**Goal**
Output every line of the records below as a JSON array of strings, one string per line, omitting blank lines.

**Given data**
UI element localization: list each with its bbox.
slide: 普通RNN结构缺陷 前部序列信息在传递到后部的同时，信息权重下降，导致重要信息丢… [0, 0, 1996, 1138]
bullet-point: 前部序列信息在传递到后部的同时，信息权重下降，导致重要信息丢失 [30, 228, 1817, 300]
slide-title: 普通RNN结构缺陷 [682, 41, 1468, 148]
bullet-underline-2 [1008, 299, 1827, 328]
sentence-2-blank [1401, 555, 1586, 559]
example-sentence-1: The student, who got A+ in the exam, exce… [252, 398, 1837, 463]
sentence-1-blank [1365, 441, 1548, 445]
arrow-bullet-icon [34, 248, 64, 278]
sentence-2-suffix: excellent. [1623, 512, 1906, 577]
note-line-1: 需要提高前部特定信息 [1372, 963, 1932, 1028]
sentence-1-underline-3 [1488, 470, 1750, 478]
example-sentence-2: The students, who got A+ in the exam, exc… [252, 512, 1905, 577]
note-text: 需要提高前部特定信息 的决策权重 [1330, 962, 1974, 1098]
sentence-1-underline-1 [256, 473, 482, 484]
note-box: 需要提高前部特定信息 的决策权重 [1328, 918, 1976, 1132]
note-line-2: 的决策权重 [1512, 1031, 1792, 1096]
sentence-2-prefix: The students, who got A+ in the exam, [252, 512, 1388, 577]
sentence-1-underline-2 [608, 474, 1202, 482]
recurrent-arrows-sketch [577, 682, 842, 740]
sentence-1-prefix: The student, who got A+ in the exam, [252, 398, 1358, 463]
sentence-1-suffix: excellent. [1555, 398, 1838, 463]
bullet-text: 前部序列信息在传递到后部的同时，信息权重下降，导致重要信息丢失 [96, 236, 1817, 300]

**Right answer**
[
  "UI element localization: list each with its bbox.",
  "slide: 普通RNN结构缺陷 前部序列信息在传递到后部的同时，信息权重下降，导致重要信息丢… [0, 0, 1996, 1138]",
  "bullet-point: 前部序列信息在传递到后部的同时，信息权重下降，导致重要信息丢失 [30, 228, 1817, 300]",
  "slide-title: 普通RNN结构缺陷 [682, 41, 1468, 148]",
  "bullet-underline-2 [1008, 299, 1827, 328]",
  "sentence-2-blank [1401, 555, 1586, 559]",
  "example-sentence-1: The student, who got A+ in the exam, exce… [252, 398, 1837, 463]",
  "sentence-1-blank [1365, 441, 1548, 445]",
  "arrow-bullet-icon [34, 248, 64, 278]",
  "sentence-2-suffix: excellent. [1623, 512, 1906, 577]",
  "note-line-1: 需要提高前部特定信息 [1372, 963, 1932, 1028]",
  "sentence-1-underline-3 [1488, 470, 1750, 478]",
  "example-sentence-2: The students, who got A+ in the exam, exc… [252, 512, 1905, 577]",
  "note-text: 需要提高前部特定信息 的决策权重 [1330, 962, 1974, 1098]",
  "sentence-1-underline-1 [256, 473, 482, 484]",
  "note-box: 需要提高前部特定信息 的决策权重 [1328, 918, 1976, 1132]",
  "note-line-2: 的决策权重 [1512, 1031, 1792, 1096]",
  "sentence-2-prefix: The students, who got A+ in the exam, [252, 512, 1388, 577]",
  "sentence-1-underline-2 [608, 474, 1202, 482]",
  "recurrent-arrows-sketch [577, 682, 842, 740]",
  "sentence-1-prefix: The student, who got A+ in the exam, [252, 398, 1358, 463]",
  "sentence-1-suffix: excellent. [1555, 398, 1838, 463]",
  "bullet-text: 前部序列信息在传递到后部的同时，信息权重下降，导致重要信息丢失 [96, 236, 1817, 300]"
]